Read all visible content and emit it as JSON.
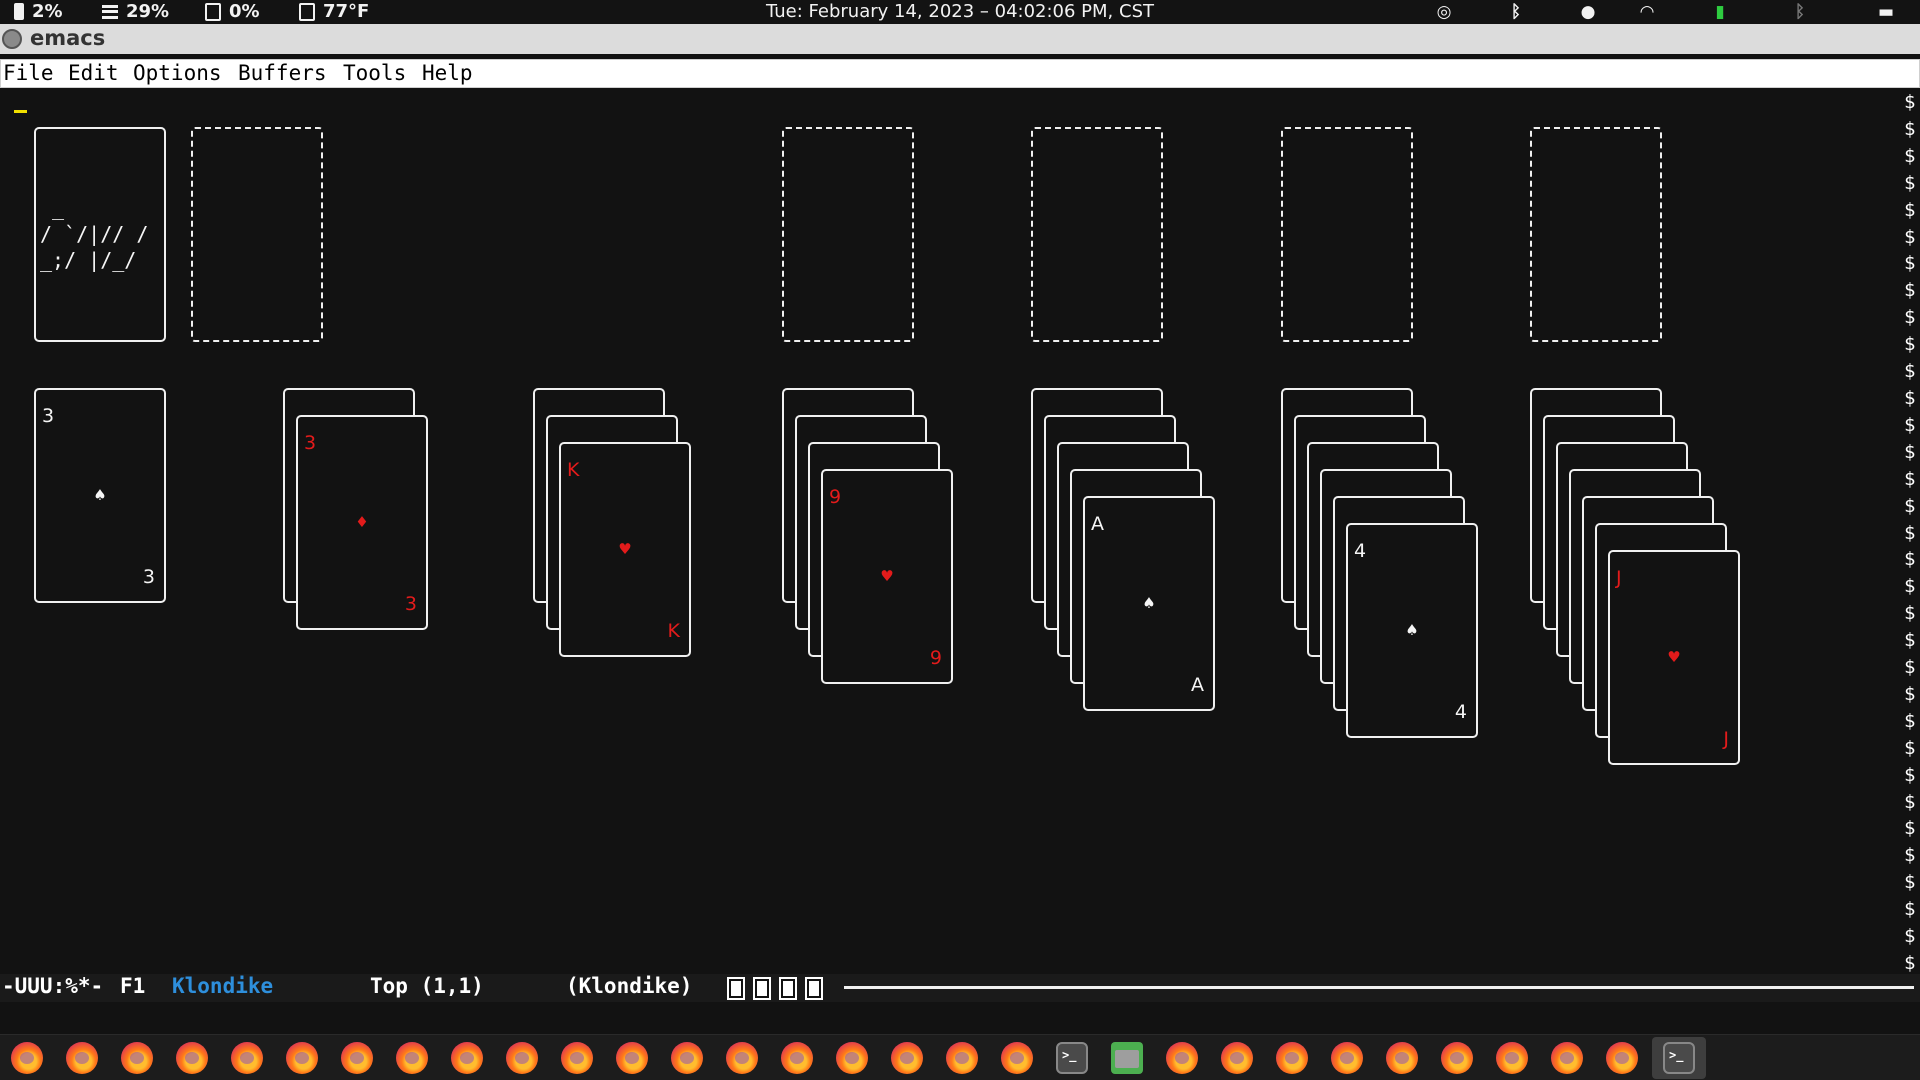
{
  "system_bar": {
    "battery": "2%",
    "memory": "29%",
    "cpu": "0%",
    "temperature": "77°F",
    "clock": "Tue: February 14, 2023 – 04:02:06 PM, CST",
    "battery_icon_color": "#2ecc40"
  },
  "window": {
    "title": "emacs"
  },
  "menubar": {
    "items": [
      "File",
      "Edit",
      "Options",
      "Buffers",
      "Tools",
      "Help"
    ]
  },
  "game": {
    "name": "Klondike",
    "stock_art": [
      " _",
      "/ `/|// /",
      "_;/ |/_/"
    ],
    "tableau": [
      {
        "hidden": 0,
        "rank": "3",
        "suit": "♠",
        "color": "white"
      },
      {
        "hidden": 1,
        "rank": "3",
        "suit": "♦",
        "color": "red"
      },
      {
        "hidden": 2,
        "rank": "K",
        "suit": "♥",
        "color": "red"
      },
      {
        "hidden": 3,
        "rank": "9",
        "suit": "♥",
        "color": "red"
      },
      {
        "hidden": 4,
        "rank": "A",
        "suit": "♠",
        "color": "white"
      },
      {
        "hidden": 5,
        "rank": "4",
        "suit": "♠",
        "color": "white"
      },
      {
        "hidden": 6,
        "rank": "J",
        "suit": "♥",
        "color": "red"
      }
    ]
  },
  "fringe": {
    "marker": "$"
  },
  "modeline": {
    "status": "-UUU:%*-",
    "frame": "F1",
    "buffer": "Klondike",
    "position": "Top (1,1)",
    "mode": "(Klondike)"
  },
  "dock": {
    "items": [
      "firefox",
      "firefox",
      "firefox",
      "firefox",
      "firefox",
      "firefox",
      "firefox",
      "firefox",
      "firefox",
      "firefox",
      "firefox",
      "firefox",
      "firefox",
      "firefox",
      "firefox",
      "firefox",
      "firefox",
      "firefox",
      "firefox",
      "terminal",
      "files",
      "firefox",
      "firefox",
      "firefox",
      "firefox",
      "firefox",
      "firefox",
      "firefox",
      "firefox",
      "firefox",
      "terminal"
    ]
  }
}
--
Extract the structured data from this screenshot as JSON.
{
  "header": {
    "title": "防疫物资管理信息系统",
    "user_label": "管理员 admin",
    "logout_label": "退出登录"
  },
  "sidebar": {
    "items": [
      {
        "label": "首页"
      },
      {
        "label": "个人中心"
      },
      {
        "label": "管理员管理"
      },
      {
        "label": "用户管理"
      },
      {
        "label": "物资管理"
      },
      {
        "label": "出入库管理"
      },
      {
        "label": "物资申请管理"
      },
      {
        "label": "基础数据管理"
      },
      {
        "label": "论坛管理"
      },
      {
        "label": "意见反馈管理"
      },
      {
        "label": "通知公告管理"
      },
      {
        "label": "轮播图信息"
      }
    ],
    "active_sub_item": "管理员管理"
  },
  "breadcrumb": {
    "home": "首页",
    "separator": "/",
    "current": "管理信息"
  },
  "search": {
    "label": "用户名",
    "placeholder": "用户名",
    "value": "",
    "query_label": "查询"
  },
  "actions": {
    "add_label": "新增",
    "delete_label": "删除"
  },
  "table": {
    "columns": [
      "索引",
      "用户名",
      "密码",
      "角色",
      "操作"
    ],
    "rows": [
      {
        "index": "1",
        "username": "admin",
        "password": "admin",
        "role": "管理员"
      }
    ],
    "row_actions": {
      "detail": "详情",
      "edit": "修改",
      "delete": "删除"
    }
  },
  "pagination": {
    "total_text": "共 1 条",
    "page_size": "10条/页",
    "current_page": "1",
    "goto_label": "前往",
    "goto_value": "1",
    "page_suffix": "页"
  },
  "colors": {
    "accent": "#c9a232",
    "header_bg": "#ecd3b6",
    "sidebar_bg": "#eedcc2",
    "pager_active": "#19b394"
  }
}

The problem: State how many lines of the listing above include the word "Klondike". Give nothing but the number.

Result of the exercise: 3